[Task to complete]
Filter the entries, keeping every line with the word "ylabel".

(Figure collection entries)
• • • •

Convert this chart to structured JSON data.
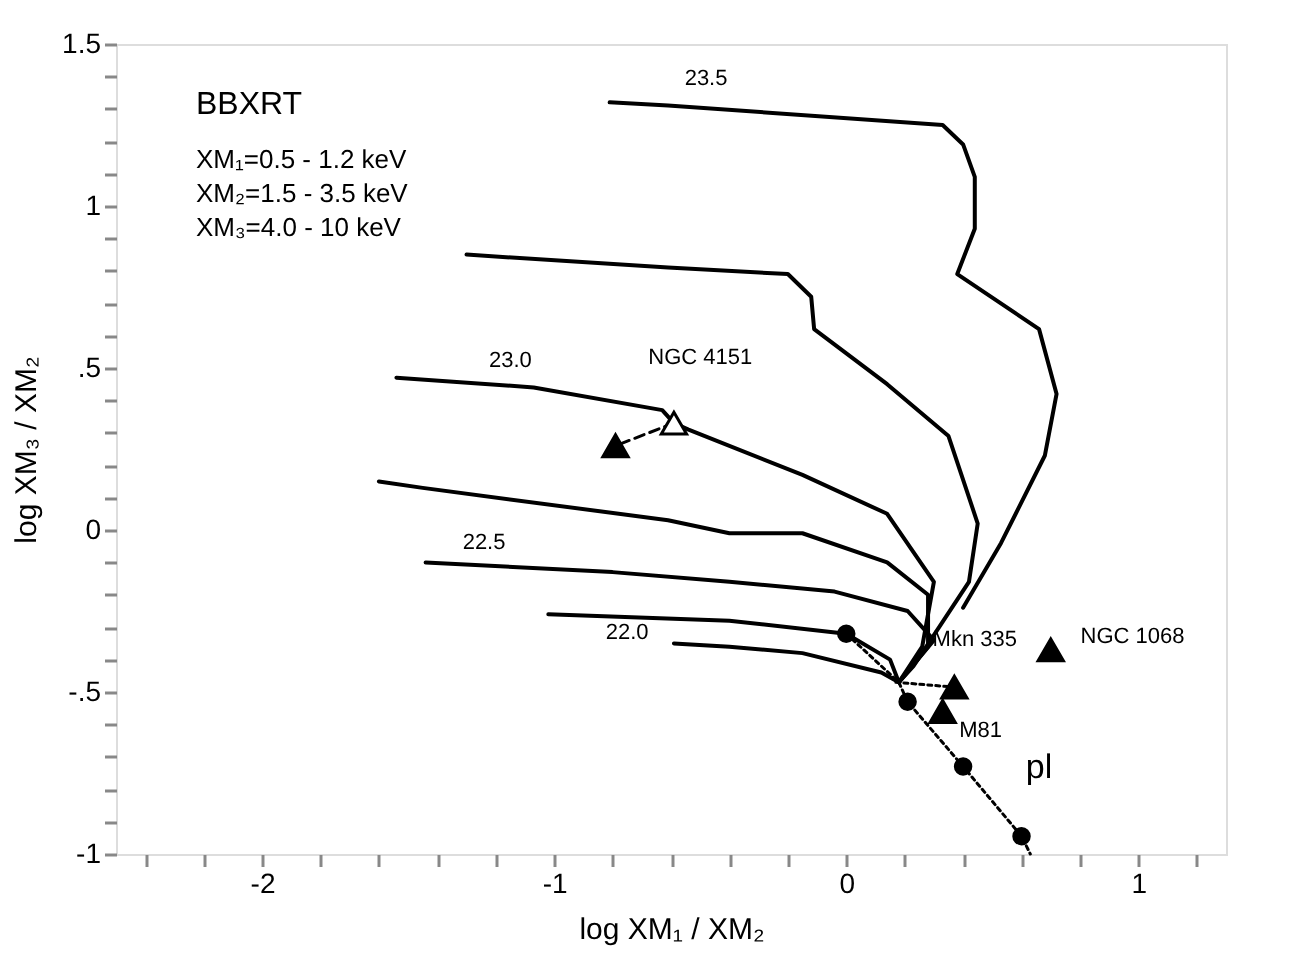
{
  "chart_data": {
    "type": "line",
    "xlabel": "log  XM₁ / XM₂",
    "ylabel": "log  XM₃ / XM₂",
    "xlim": [
      -2.5,
      1.3
    ],
    "ylim": [
      -1,
      1.5
    ],
    "xticks": [
      {
        "value": -2.4,
        "label": null
      },
      {
        "value": -2.2,
        "label": null
      },
      -2,
      {
        "value": -1.8,
        "label": null
      },
      {
        "value": -1.6,
        "label": null
      },
      {
        "value": -1.4,
        "label": null
      },
      {
        "value": -1.2,
        "label": null
      },
      -1,
      {
        "value": -0.8,
        "label": null
      },
      {
        "value": -0.6,
        "label": null
      },
      {
        "value": -0.4,
        "label": null
      },
      {
        "value": -0.2,
        "label": null
      },
      0,
      {
        "value": 0.2,
        "label": null
      },
      {
        "value": 0.4,
        "label": null
      },
      {
        "value": 0.6,
        "label": null
      },
      {
        "value": 0.8,
        "label": null
      },
      1,
      {
        "value": 1.2,
        "label": null
      }
    ],
    "yticks": [
      -1,
      {
        "value": -0.9,
        "label": null
      },
      {
        "value": -0.8,
        "label": null
      },
      {
        "value": -0.7,
        "label": null
      },
      {
        "value": -0.6,
        "label": null
      },
      {
        "value": -0.5,
        "label": "-.5"
      },
      {
        "value": -0.4,
        "label": null
      },
      {
        "value": -0.3,
        "label": null
      },
      {
        "value": -0.2,
        "label": null
      },
      {
        "value": -0.1,
        "label": null
      },
      0,
      {
        "value": 0.1,
        "label": null
      },
      {
        "value": 0.2,
        "label": null
      },
      {
        "value": 0.3,
        "label": null
      },
      {
        "value": 0.4,
        "label": null
      },
      {
        "value": 0.5,
        "label": ".5"
      },
      {
        "value": 0.6,
        "label": null
      },
      {
        "value": 0.7,
        "label": null
      },
      {
        "value": 0.8,
        "label": null
      },
      {
        "value": 0.9,
        "label": null
      },
      1,
      {
        "value": 1.1,
        "label": null
      },
      {
        "value": 1.2,
        "label": null
      },
      {
        "value": 1.3,
        "label": null
      },
      {
        "value": 1.4,
        "label": null
      },
      1.5
    ],
    "series": [
      {
        "type": "line",
        "color": "#000000",
        "line_style": "solid",
        "x": [
          -0.81,
          -0.61,
          0.33,
          0.4,
          0.44,
          0.44,
          0.38,
          0.66,
          0.72,
          0.68,
          0.53,
          0.4
        ],
        "values": [
          1.32,
          1.31,
          1.25,
          1.19,
          1.09,
          0.93,
          0.79,
          0.62,
          0.42,
          0.23,
          -0.04,
          -0.24
        ]
      },
      {
        "type": "line",
        "color": "#000000",
        "line_style": "solid",
        "x": [
          -1.3,
          -0.61,
          -0.2,
          -0.12,
          -0.11,
          0.14,
          0.35,
          0.45,
          0.42,
          0.23,
          0.18
        ],
        "values": [
          0.85,
          0.81,
          0.79,
          0.72,
          0.62,
          0.45,
          0.29,
          0.02,
          -0.16,
          -0.42,
          -0.47
        ]
      },
      {
        "type": "line",
        "color": "#000000",
        "line_style": "solid",
        "x": [
          -1.54,
          -1.07,
          -0.63,
          -0.59,
          -0.54,
          -0.15,
          0.14,
          0.3,
          0.26,
          0.18
        ],
        "values": [
          0.47,
          0.44,
          0.37,
          0.33,
          0.31,
          0.17,
          0.05,
          -0.16,
          -0.36,
          -0.47
        ]
      },
      {
        "type": "line",
        "color": "#000000",
        "line_style": "solid",
        "x": [
          -1.6,
          -1.45,
          -0.61,
          -0.4,
          -0.15,
          0.14,
          0.28,
          0.28,
          0.18
        ],
        "values": [
          0.15,
          0.13,
          0.03,
          -0.01,
          -0.01,
          -0.1,
          -0.2,
          -0.36,
          -0.47
        ]
      },
      {
        "type": "line",
        "color": "#000000",
        "line_style": "solid",
        "x": [
          -1.44,
          -0.8,
          -0.4,
          -0.04,
          0.21,
          0.3,
          0.18
        ],
        "values": [
          -0.1,
          -0.13,
          -0.16,
          -0.19,
          -0.25,
          -0.34,
          -0.47
        ]
      },
      {
        "type": "line",
        "color": "#000000",
        "line_style": "solid",
        "x": [
          -1.02,
          -0.4,
          0.0,
          0.15,
          0.18
        ],
        "values": [
          -0.26,
          -0.28,
          -0.32,
          -0.4,
          -0.47
        ]
      },
      {
        "type": "line",
        "color": "#000000",
        "line_style": "solid",
        "x": [
          -0.59,
          -0.4,
          -0.15,
          0.12,
          0.18
        ],
        "values": [
          -0.35,
          -0.36,
          -0.38,
          -0.44,
          -0.47
        ]
      },
      {
        "type": "line",
        "color": "#000000",
        "line_style": "dotted",
        "x": [
          0.0,
          0.18,
          0.21,
          0.4,
          0.6,
          0.63
        ],
        "values": [
          -0.32,
          -0.47,
          -0.53,
          -0.73,
          -0.945,
          -1.0
        ]
      },
      {
        "type": "line",
        "color": "#000000",
        "line_style": "dotted",
        "x": [
          0.17,
          0.37
        ],
        "values": [
          -0.47,
          -0.485
        ]
      },
      {
        "type": "line",
        "color": "#000000",
        "line_style": "dashed",
        "x": [
          -0.59,
          -0.79
        ],
        "values": [
          0.33,
          0.26
        ]
      },
      {
        "type": "scatter",
        "color": "#000000",
        "marker": "circle",
        "x": [
          0.0,
          0.21,
          0.4,
          0.6
        ],
        "values": [
          -0.32,
          -0.53,
          -0.73,
          -0.945
        ]
      },
      {
        "type": "scatter",
        "color": "#000000",
        "marker": "triangle",
        "x": [
          -0.79,
          0.37,
          0.33,
          0.7
        ],
        "values": [
          0.26,
          -0.485,
          -0.56,
          -0.37
        ]
      },
      {
        "type": "scatter",
        "color": "#ffffff",
        "marker": "triangle",
        "x": [
          -0.59
        ],
        "values": [
          0.33
        ]
      }
    ],
    "annotations": [
      "BBXRT",
      "XM₁=0.5 - 1.2 keV",
      "XM₂=1.5 - 3.5 keV",
      "XM₃=4.0 - 10 keV",
      "23.5",
      "23.0",
      "22.5",
      "22.0",
      "NGC 4151",
      "Mkn 335",
      "NGC 1068",
      "M81",
      "pl"
    ]
  }
}
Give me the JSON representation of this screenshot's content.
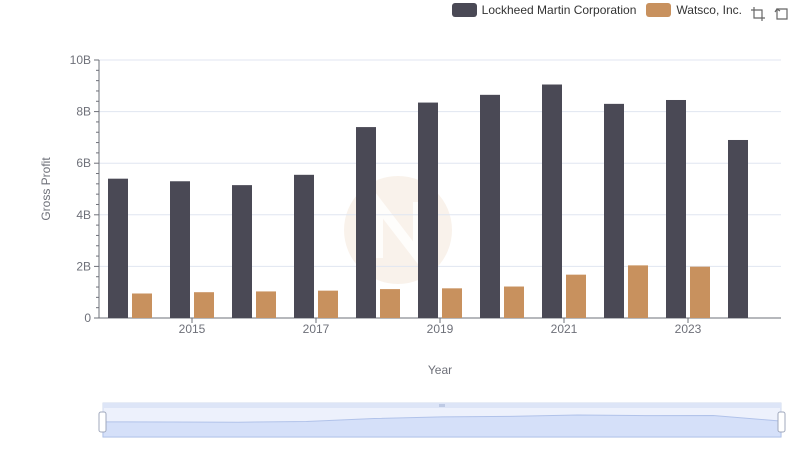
{
  "legend": {
    "items": [
      {
        "name": "Lockheed Martin Corporation",
        "color": "#4a4955"
      },
      {
        "name": "Watsco, Inc.",
        "color": "#c8915e"
      }
    ]
  },
  "toolbox": {
    "icons": [
      "zoom-icon",
      "restore-icon"
    ]
  },
  "chart_data": {
    "type": "bar",
    "xlabel": "Year",
    "ylabel": "Gross Profit",
    "categories": [
      "2014",
      "2015",
      "2016",
      "2017",
      "2018",
      "2019",
      "2020",
      "2021",
      "2022",
      "2023",
      "2024"
    ],
    "x_tick_labels": [
      "2015",
      "2017",
      "2019",
      "2021",
      "2023"
    ],
    "y_tick_labels": [
      "0",
      "2B",
      "4B",
      "6B",
      "8B",
      "10B"
    ],
    "ylim": [
      0,
      10000000000
    ],
    "grid": true,
    "legend_position": "top-right",
    "series": [
      {
        "name": "Lockheed Martin Corporation",
        "color": "#4a4955",
        "values": [
          5400000000,
          5300000000,
          5150000000,
          5550000000,
          7400000000,
          8350000000,
          8650000000,
          9050000000,
          8300000000,
          8450000000,
          6900000000
        ]
      },
      {
        "name": "Watsco, Inc.",
        "color": "#c8915e",
        "values": [
          950000000,
          1000000000,
          1030000000,
          1060000000,
          1120000000,
          1150000000,
          1220000000,
          1680000000,
          2040000000,
          1990000000,
          null
        ]
      }
    ]
  }
}
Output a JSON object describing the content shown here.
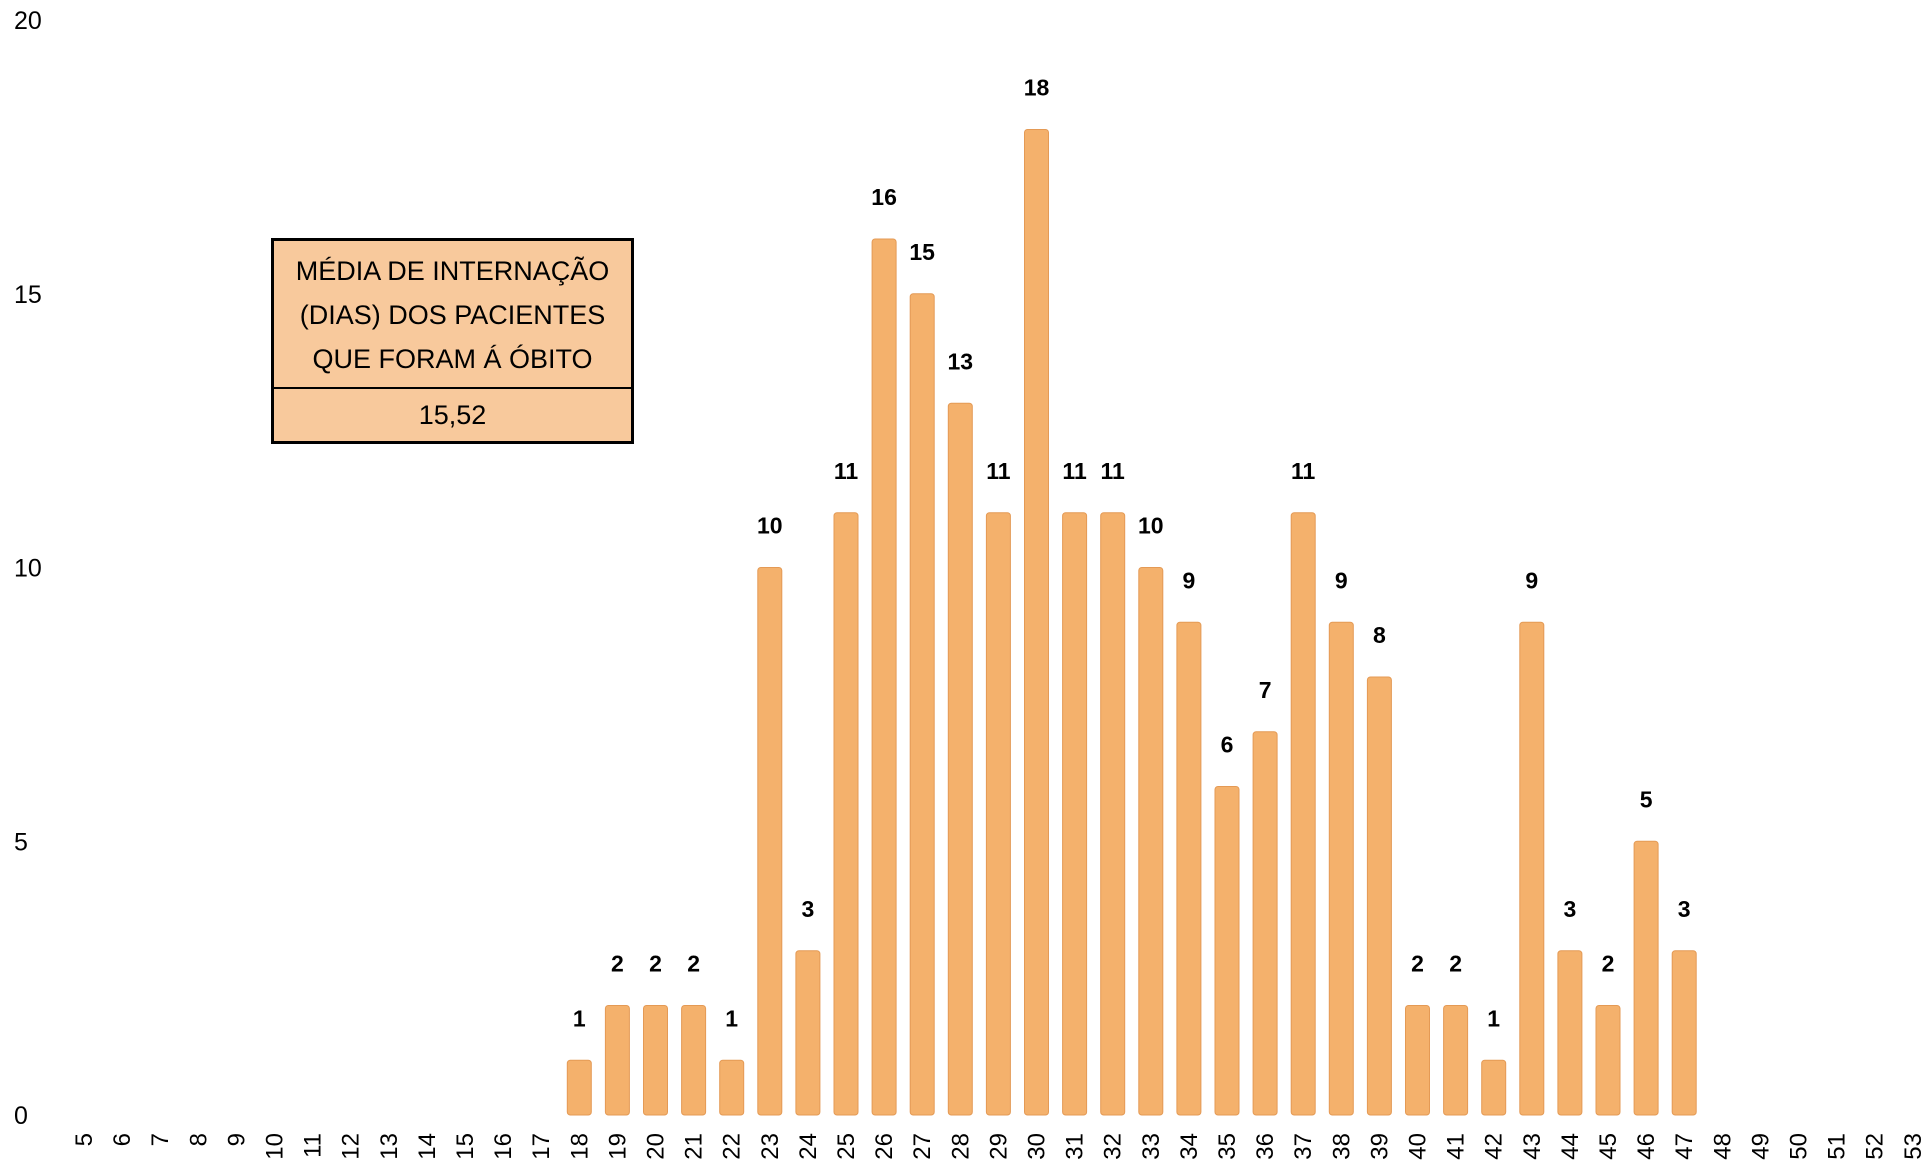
{
  "chart_data": {
    "type": "bar",
    "title": "",
    "xlabel": "",
    "ylabel": "",
    "ylim": [
      0,
      20
    ],
    "yticks": [
      0,
      5,
      10,
      15,
      20
    ],
    "grid": false,
    "bar_color": "#F4B16C",
    "categories": [
      "5",
      "6",
      "7",
      "8",
      "9",
      "10",
      "11",
      "12",
      "13",
      "14",
      "15",
      "16",
      "17",
      "18",
      "19",
      "20",
      "21",
      "22",
      "23",
      "24",
      "25",
      "26",
      "27",
      "28",
      "29",
      "30",
      "31",
      "32",
      "33",
      "34",
      "35",
      "36",
      "37",
      "38",
      "39",
      "40",
      "41",
      "42",
      "43",
      "44",
      "45",
      "46",
      "47",
      "48",
      "49",
      "50",
      "51",
      "52",
      "53"
    ],
    "values": [
      0,
      0,
      0,
      0,
      0,
      0,
      0,
      0,
      0,
      0,
      0,
      0,
      0,
      1,
      2,
      2,
      2,
      1,
      10,
      3,
      11,
      16,
      15,
      13,
      11,
      18,
      11,
      11,
      10,
      9,
      6,
      7,
      11,
      9,
      8,
      2,
      2,
      1,
      9,
      3,
      2,
      5,
      3,
      0,
      0,
      0,
      0,
      0,
      0
    ]
  },
  "info_box": {
    "title": "MÉDIA DE INTERNAÇÃO (DIAS) DOS PACIENTES QUE FORAM Á ÓBITO",
    "value": "15,52",
    "background": "#F8C99C"
  }
}
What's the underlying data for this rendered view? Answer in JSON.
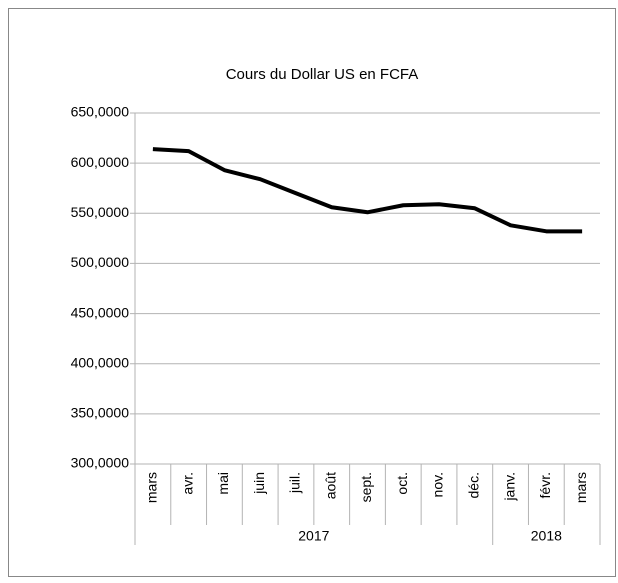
{
  "chart_data": {
    "type": "line",
    "title": "Cours du Dollar US en FCFA",
    "categories": [
      "mars",
      "avr.",
      "mai",
      "juin",
      "juil.",
      "août",
      "sept.",
      "oct.",
      "nov.",
      "déc.",
      "janv.",
      "févr.",
      "mars"
    ],
    "category_groups": [
      {
        "label": "2017",
        "span": 10
      },
      {
        "label": "2018",
        "span": 3
      }
    ],
    "series": [
      {
        "name": "Cours",
        "color": "#000000",
        "values": [
          614,
          612,
          593,
          584,
          570,
          556,
          551,
          558,
          559,
          555,
          538,
          532,
          532
        ]
      }
    ],
    "ylim": [
      300,
      650
    ],
    "yticks": [
      {
        "value": 300,
        "label": "300,0000"
      },
      {
        "value": 350,
        "label": "350,0000"
      },
      {
        "value": 400,
        "label": "400,0000"
      },
      {
        "value": 450,
        "label": "450,0000"
      },
      {
        "value": 500,
        "label": "500,0000"
      },
      {
        "value": 550,
        "label": "550,0000"
      },
      {
        "value": 600,
        "label": "600,0000"
      },
      {
        "value": 650,
        "label": "650,0000"
      }
    ],
    "grid": true
  }
}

• • • •

[Written response]
    "ylabel": "log  XM₃ / XM₂",
    "ylabel": "Gross Profit",
    "ylabel": "",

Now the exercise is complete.